Written instruction. Give only the number of lines where "Jelantik" occurs.
******
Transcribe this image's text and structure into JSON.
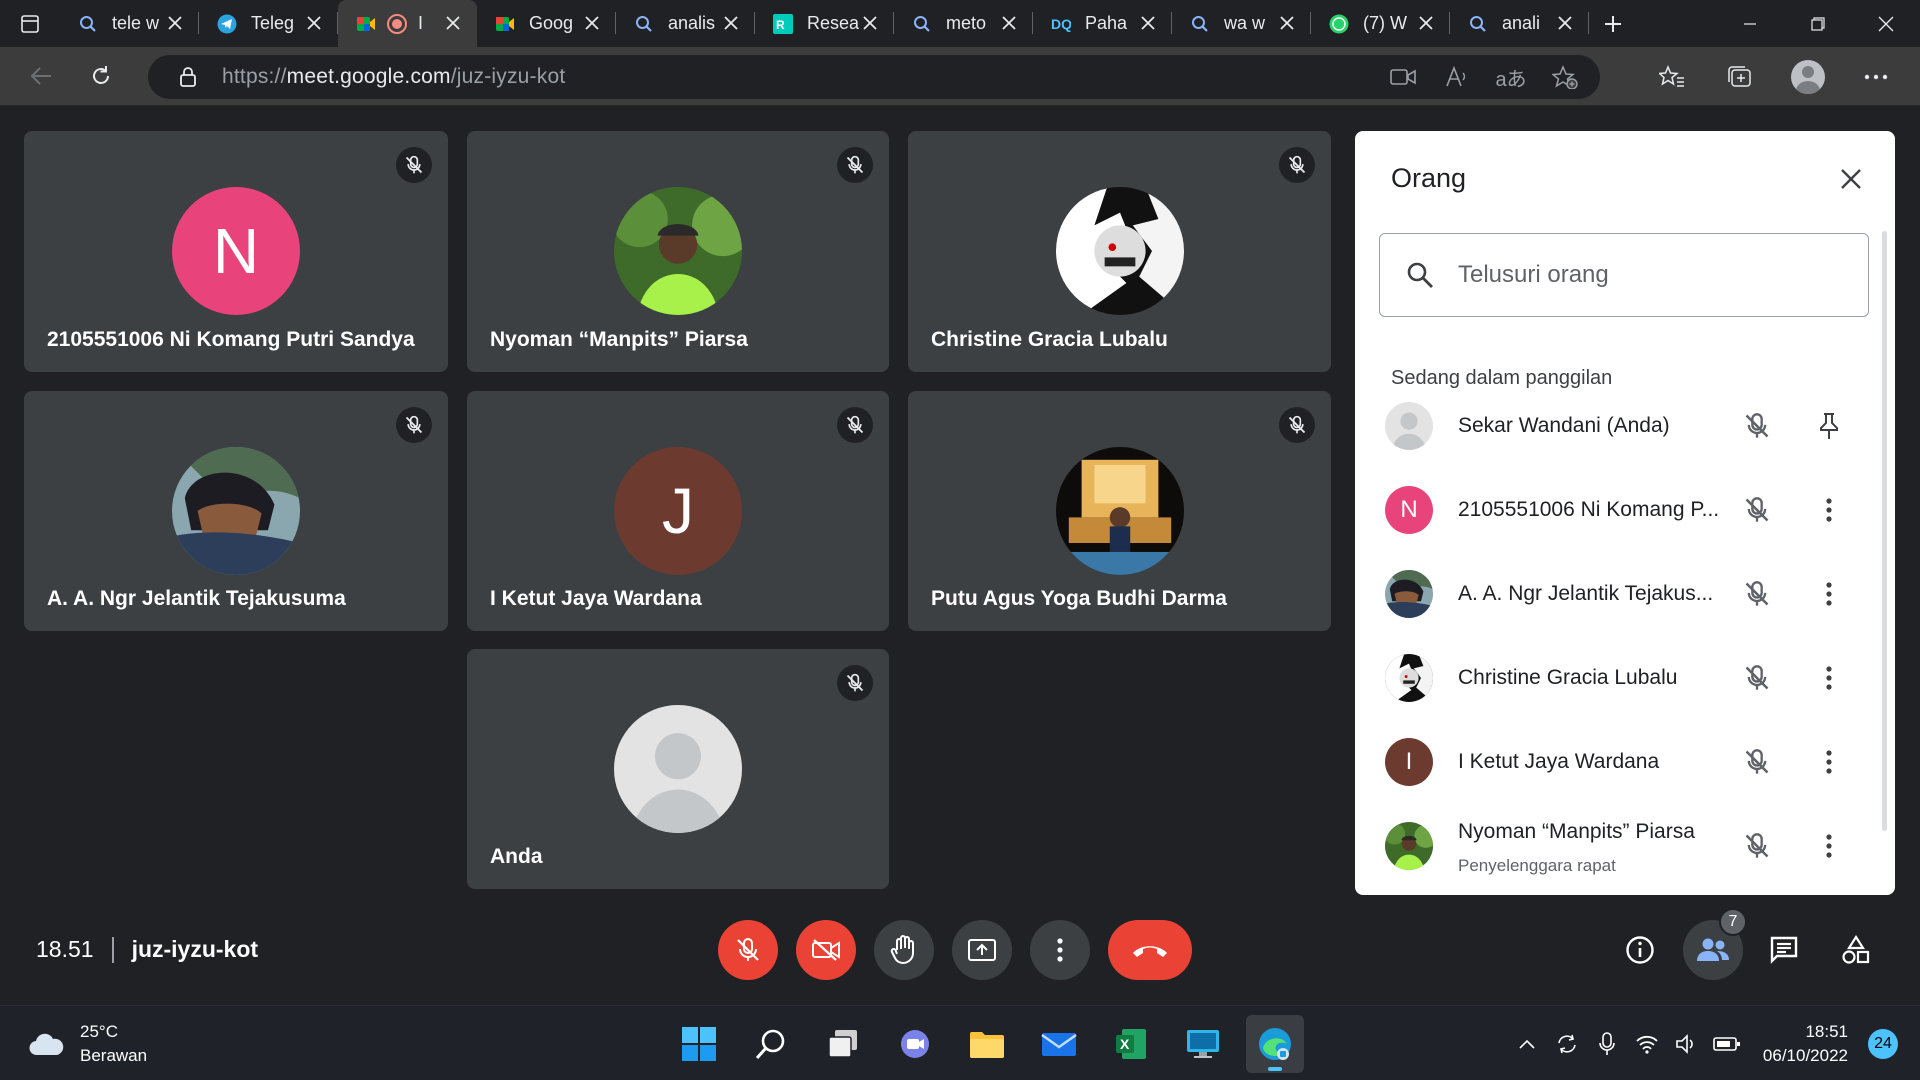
{
  "browser": {
    "tabs": [
      {
        "title": "tele w",
        "icon": "search-icon"
      },
      {
        "title": "Teleg",
        "icon": "telegram-icon"
      },
      {
        "title": "I",
        "icon": "meet-icon"
      },
      {
        "title": "Goog",
        "icon": "meet-icon"
      },
      {
        "title": "analis",
        "icon": "search-icon"
      },
      {
        "title": "Resea",
        "icon": "researchgate-icon"
      },
      {
        "title": "meto",
        "icon": "search-icon"
      },
      {
        "title": "Paha",
        "icon": "dq-icon"
      },
      {
        "title": "wa w",
        "icon": "search-icon"
      },
      {
        "title": "(7) W",
        "icon": "whatsapp-icon"
      },
      {
        "title": "anali",
        "icon": "search-icon"
      }
    ],
    "url_prefix": "https://",
    "url_host": "meet.google.com",
    "url_path": "/juz-iyzu-kot"
  },
  "tiles": [
    {
      "name": "2105551006 Ni Komang Putri Sandya",
      "initial": "N",
      "color": "#e8437a",
      "type": "initial"
    },
    {
      "name": "Nyoman “Manpits” Piarsa",
      "type": "photo-green"
    },
    {
      "name": "Christine Gracia Lubalu",
      "type": "photo-bw"
    },
    {
      "name": "A. A. Ngr Jelantik Tejakusuma",
      "type": "photo-dark"
    },
    {
      "name": "I Ketut Jaya Wardana",
      "initial": "J",
      "color": "#6d3a2f",
      "type": "initial"
    },
    {
      "name": "Putu Agus Yoga Budhi Darma",
      "type": "photo-night"
    },
    {
      "name": "Anda",
      "type": "default"
    }
  ],
  "panel": {
    "title": "Orang",
    "search_placeholder": "Telusuri orang",
    "section": "Sedang dalam panggilan",
    "people": [
      {
        "name": "Sekar Wandani (Anda)",
        "sub": "",
        "type": "default",
        "action": "pin-icon"
      },
      {
        "name": "2105551006 Ni Komang P...",
        "sub": "",
        "type": "initial",
        "initial": "N",
        "color": "#e8437a",
        "action": "more-vert-icon"
      },
      {
        "name": "A. A. Ngr Jelantik Tejakus...",
        "sub": "",
        "type": "photo-dark",
        "action": "more-vert-icon"
      },
      {
        "name": "Christine Gracia Lubalu",
        "sub": "",
        "type": "photo-bw",
        "action": "more-vert-icon"
      },
      {
        "name": "I Ketut Jaya Wardana",
        "sub": "",
        "type": "initial",
        "initial": "I",
        "color": "#6d3a2f",
        "action": "more-vert-icon"
      },
      {
        "name": "Nyoman “Manpits” Piarsa",
        "sub": "Penyelenggara rapat",
        "type": "photo-green",
        "action": "more-vert-icon"
      }
    ]
  },
  "meeting": {
    "time": "18.51",
    "code": "juz-iyzu-kot",
    "participant_count": "7"
  },
  "taskbar": {
    "temperature": "25°C",
    "weather": "Berawan",
    "time": "18:51",
    "date": "06/10/2022",
    "notifications": "24"
  }
}
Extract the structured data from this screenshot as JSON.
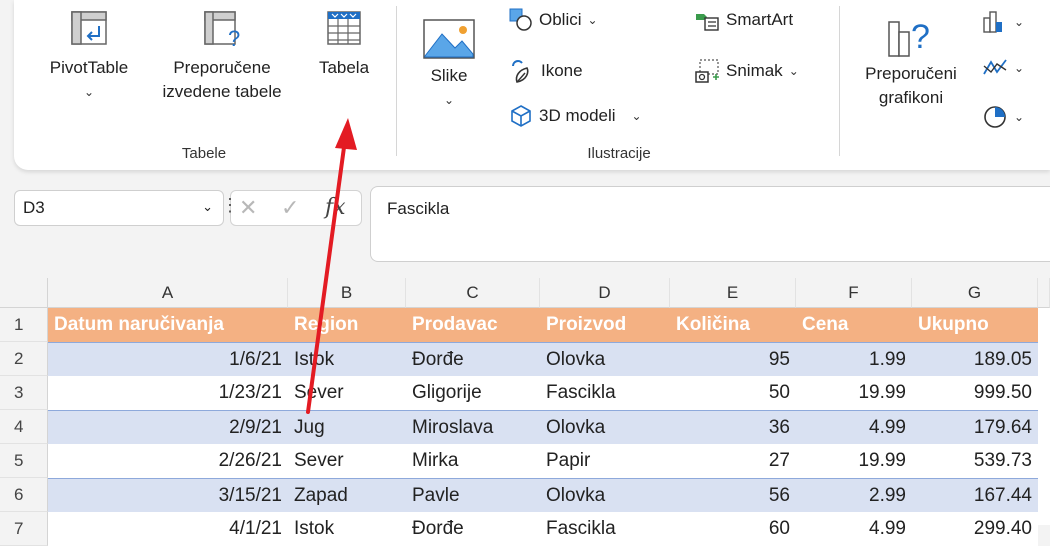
{
  "ribbon": {
    "tabele": {
      "group_title": "Tabele",
      "pivot_line1": "PivotTable",
      "pivot_caret": "⌄",
      "recommended_line1": "Preporučene",
      "recommended_line2": "izvedene tabele",
      "table_label": "Tabela"
    },
    "ilustracije": {
      "group_title": "Ilustracije",
      "pictures_label": "Slike",
      "pictures_caret": "⌄",
      "shapes_label": "Oblici",
      "icons_label": "Ikone",
      "models_label": "3D modeli",
      "smartart_label": "SmartArt",
      "screenshot_label": "Snimak"
    },
    "charts": {
      "recommended_line1": "Preporučeni",
      "recommended_line2": "grafikoni"
    }
  },
  "formula_bar": {
    "name_box": "D3",
    "formula": "Fascikla",
    "fx": "fx"
  },
  "sheet": {
    "columns": [
      "A",
      "B",
      "C",
      "D",
      "E",
      "F",
      "G"
    ],
    "row_numbers": [
      "1",
      "2",
      "3",
      "4",
      "5",
      "6",
      "7"
    ],
    "header": [
      "Datum naručivanja",
      "Region",
      "Prodavac",
      "Proizvod",
      "Količina",
      "Cena",
      "Ukupno"
    ],
    "rows": [
      [
        "1/6/21",
        "Istok",
        "Đorđe",
        "Olovka",
        "95",
        "1.99",
        "189.05"
      ],
      [
        "1/23/21",
        "Sever",
        "Gligorije",
        "Fascikla",
        "50",
        "19.99",
        "999.50"
      ],
      [
        "2/9/21",
        "Jug",
        "Miroslava",
        "Olovka",
        "36",
        "4.99",
        "179.64"
      ],
      [
        "2/26/21",
        "Sever",
        "Mirka",
        "Papir",
        "27",
        "19.99",
        "539.73"
      ],
      [
        "3/15/21",
        "Zapad",
        "Pavle",
        "Olovka",
        "56",
        "2.99",
        "167.44"
      ],
      [
        "4/1/21",
        "Istok",
        "Đorđe",
        "Fascikla",
        "60",
        "4.99",
        "299.40"
      ]
    ]
  },
  "colors": {
    "header_fill": "#f4b183",
    "band_fill": "#d9e1f2",
    "arrow": "#e31b23"
  }
}
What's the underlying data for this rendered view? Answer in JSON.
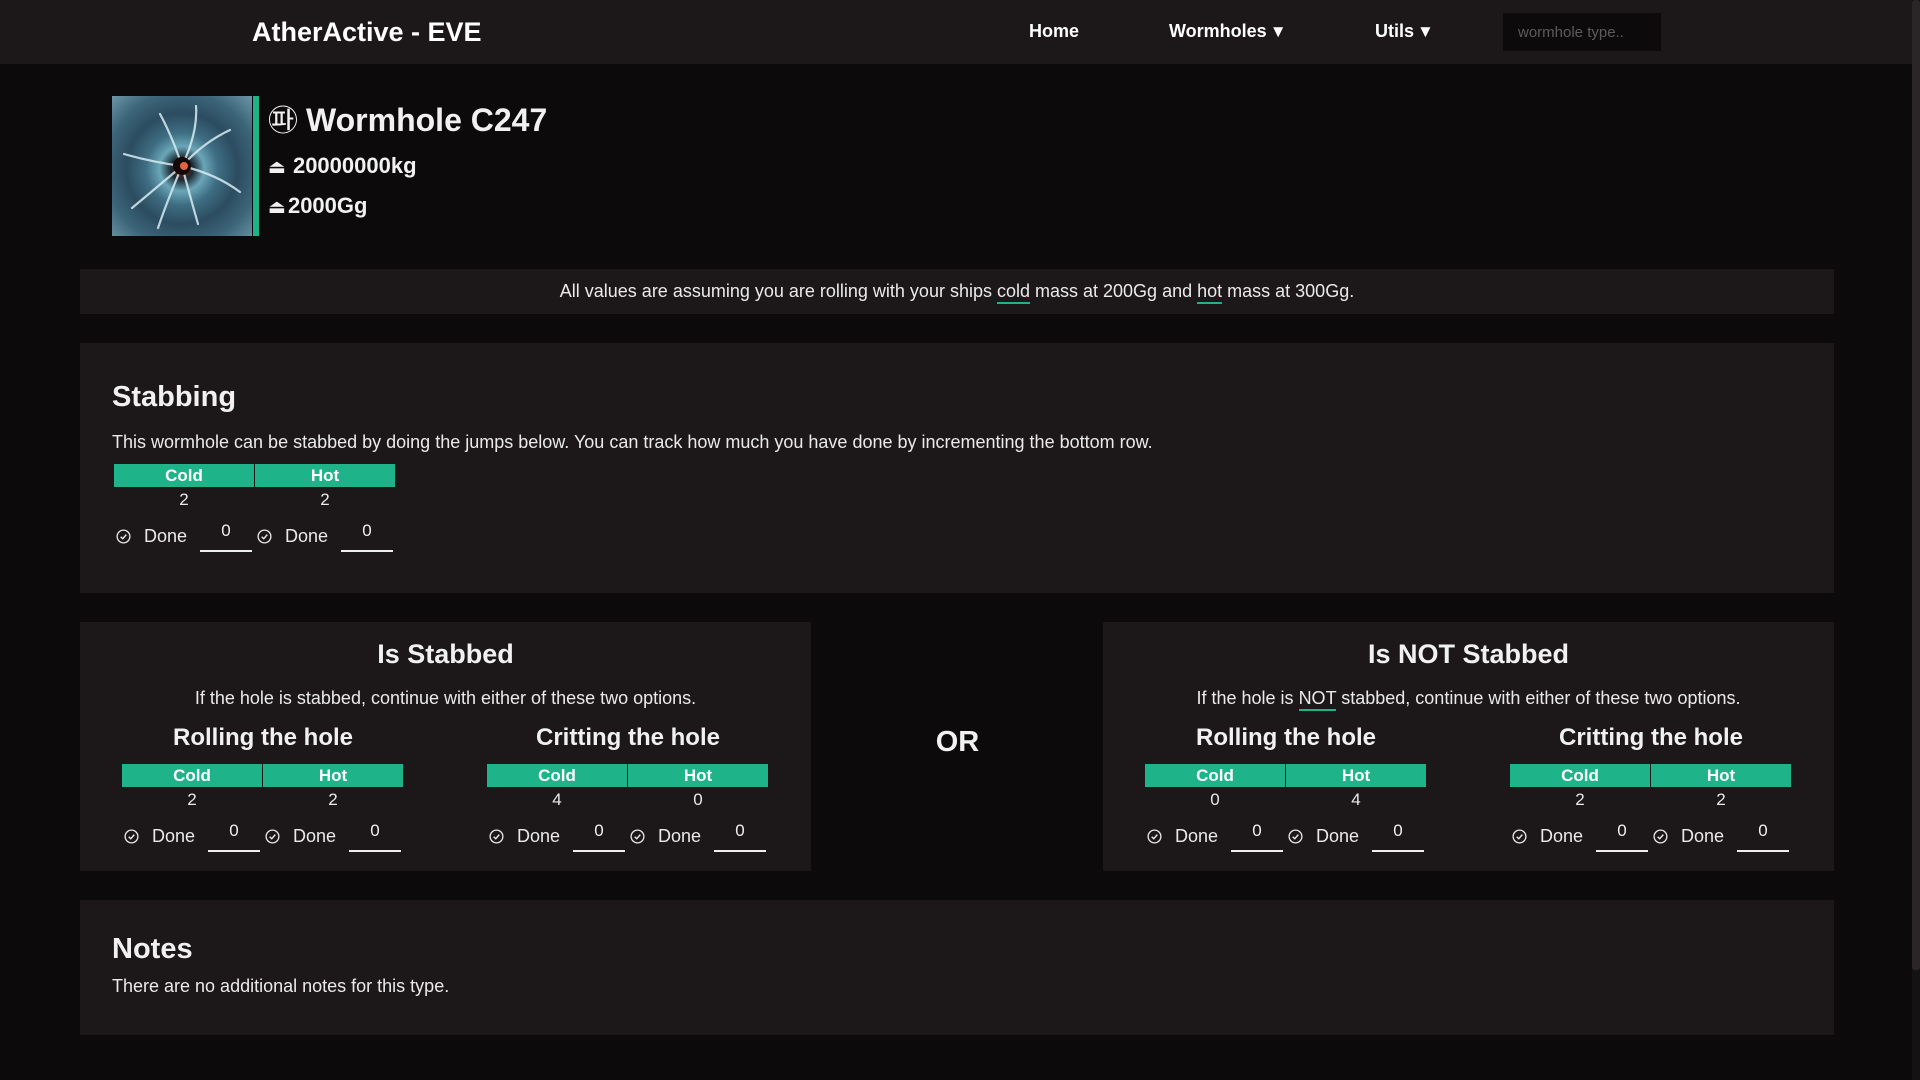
{
  "nav": {
    "brand": "AtherActive - EVE",
    "home": "Home",
    "wormholes": "Wormholes",
    "utils": "Utils",
    "caret": "▼",
    "search_placeholder": "wormhole type.."
  },
  "header": {
    "icon": "wormhole-icon",
    "icon_glyph": "㉺",
    "title": "Wormhole C247",
    "max_mass_icon": "mass-icon",
    "max_mass": "20000000kg",
    "jump_mass_icon": "jump-mass-icon",
    "jump_mass": "2000Gg"
  },
  "info": {
    "part1": "All values are assuming you are rolling with your ships ",
    "cold": "cold",
    "part2": " mass at 200Gg and ",
    "hot": "hot",
    "part3": " mass at 300Gg."
  },
  "stabbing": {
    "title": "Stabbing",
    "description": "This wormhole can be stabbed by doing the jumps below. You can track how much you have done by incrementing the bottom row.",
    "cold_label": "Cold",
    "hot_label": "Hot",
    "cold_count": "2",
    "hot_count": "2",
    "done_label": "Done",
    "cold_done": "0",
    "hot_done": "0"
  },
  "is_stabbed": {
    "title": "Is Stabbed",
    "description": "If the hole is stabbed, continue with either of these two options.",
    "rolling": {
      "title": "Rolling the hole",
      "cold_label": "Cold",
      "hot_label": "Hot",
      "cold_count": "2",
      "hot_count": "2",
      "done_label": "Done",
      "cold_done": "0",
      "hot_done": "0"
    },
    "critting": {
      "title": "Critting the hole",
      "cold_label": "Cold",
      "hot_label": "Hot",
      "cold_count": "4",
      "hot_count": "0",
      "done_label": "Done",
      "cold_done": "0",
      "hot_done": "0"
    }
  },
  "or_label": "OR",
  "not_stabbed": {
    "title": "Is NOT Stabbed",
    "desc_part1": "If the hole is ",
    "desc_not": "NOT",
    "desc_part2": " stabbed, continue with either of these two options.",
    "rolling": {
      "title": "Rolling the hole",
      "cold_label": "Cold",
      "hot_label": "Hot",
      "cold_count": "0",
      "hot_count": "4",
      "done_label": "Done",
      "cold_done": "0",
      "hot_done": "0"
    },
    "critting": {
      "title": "Critting the hole",
      "cold_label": "Cold",
      "hot_label": "Hot",
      "cold_count": "2",
      "hot_count": "2",
      "done_label": "Done",
      "cold_done": "0",
      "hot_done": "0"
    }
  },
  "notes": {
    "title": "Notes",
    "text": "There are no additional notes for this type."
  },
  "colors": {
    "accent": "#1fb389",
    "background": "#0c0a0b",
    "panel": "#1c1819"
  }
}
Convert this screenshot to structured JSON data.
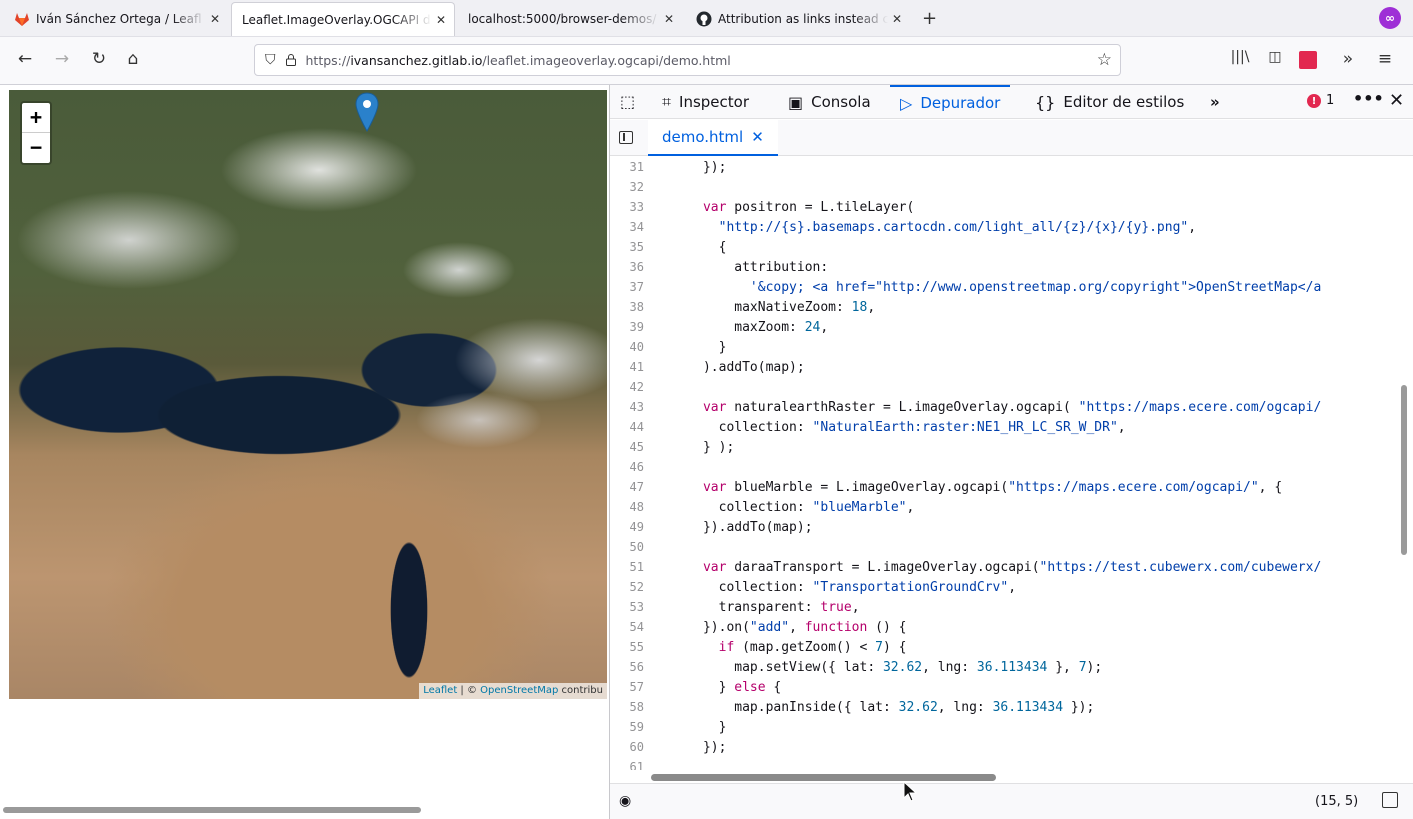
******
Written answer. 2